— START Data listing —

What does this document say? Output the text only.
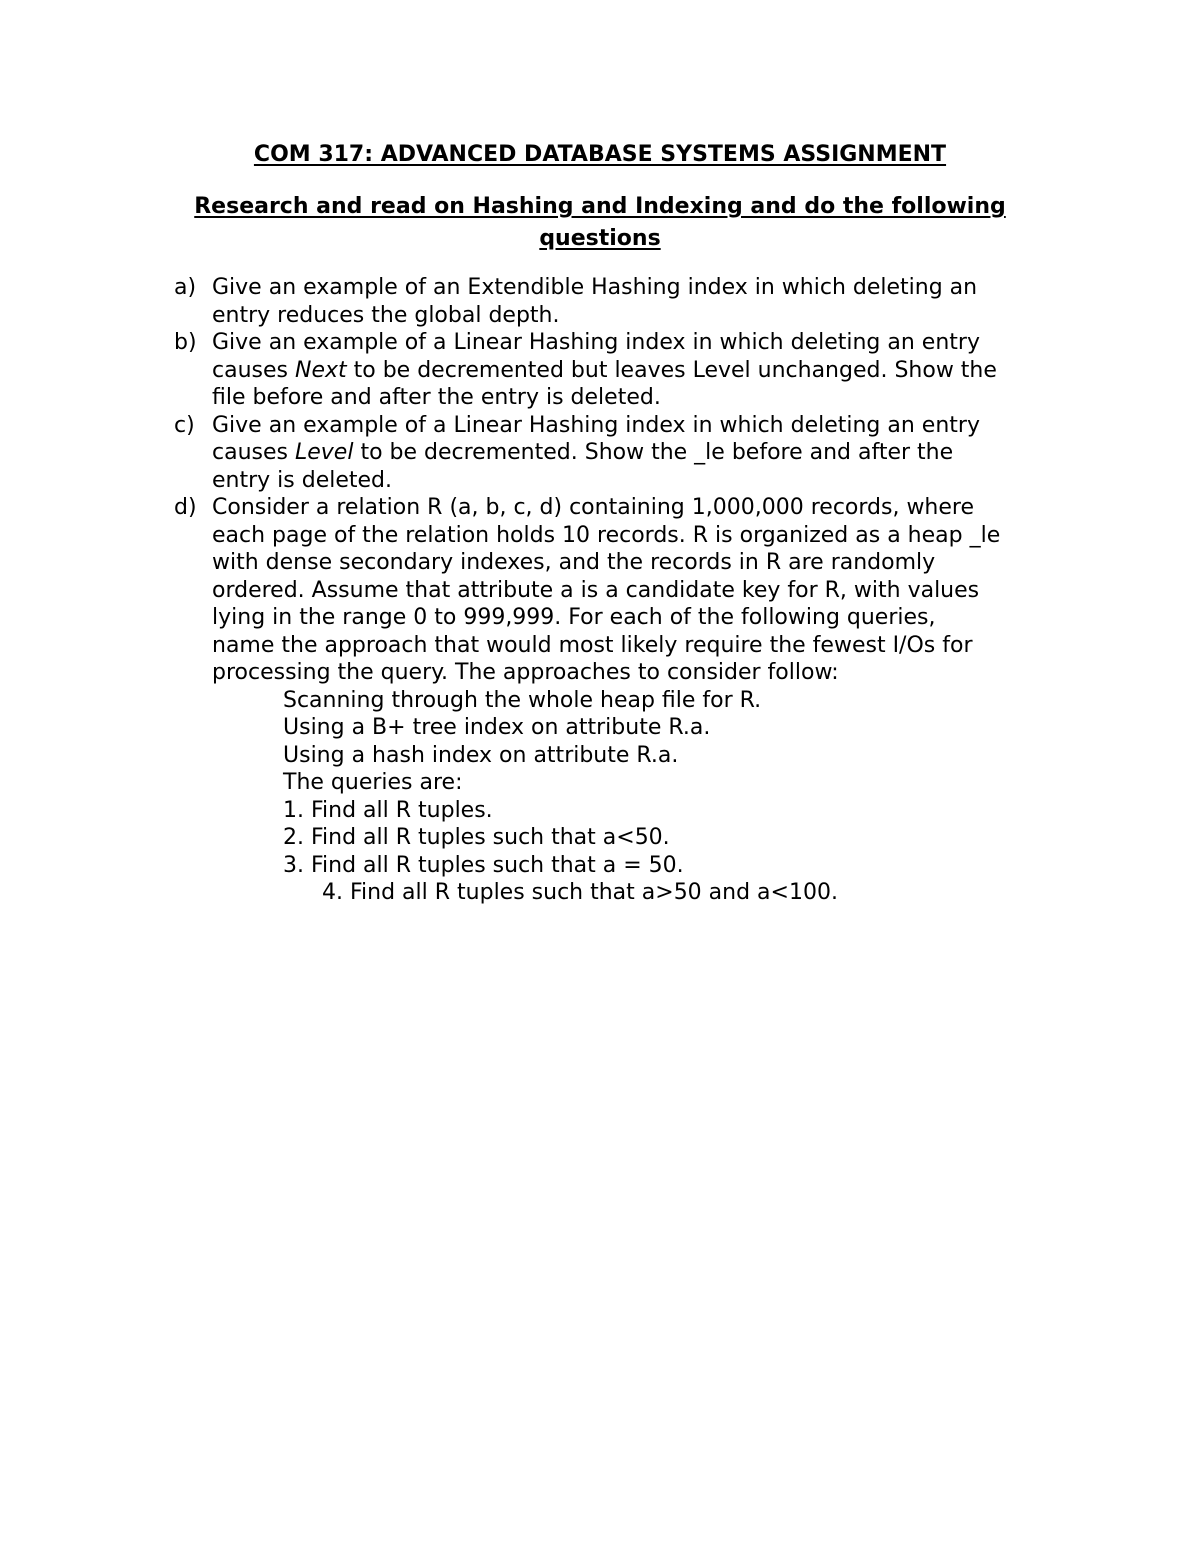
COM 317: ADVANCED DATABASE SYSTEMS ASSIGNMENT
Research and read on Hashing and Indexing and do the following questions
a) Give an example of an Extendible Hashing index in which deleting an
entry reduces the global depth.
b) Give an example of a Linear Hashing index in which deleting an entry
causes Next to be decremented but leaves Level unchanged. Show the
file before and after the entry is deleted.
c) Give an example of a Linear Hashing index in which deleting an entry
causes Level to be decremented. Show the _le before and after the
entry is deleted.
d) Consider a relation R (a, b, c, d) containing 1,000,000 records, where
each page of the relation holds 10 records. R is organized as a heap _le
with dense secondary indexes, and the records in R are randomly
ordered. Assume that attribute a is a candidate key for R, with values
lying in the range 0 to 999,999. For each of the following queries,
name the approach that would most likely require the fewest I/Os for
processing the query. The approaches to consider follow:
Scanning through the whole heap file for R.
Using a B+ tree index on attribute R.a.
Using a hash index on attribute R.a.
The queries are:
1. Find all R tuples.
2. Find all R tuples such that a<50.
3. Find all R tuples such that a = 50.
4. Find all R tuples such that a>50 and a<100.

— END Data listing —

§ **Exercise requirements**: State the number of lines holding the word "Hashing" in the listing. Add nothing else.

§ **Solution for this task**: 4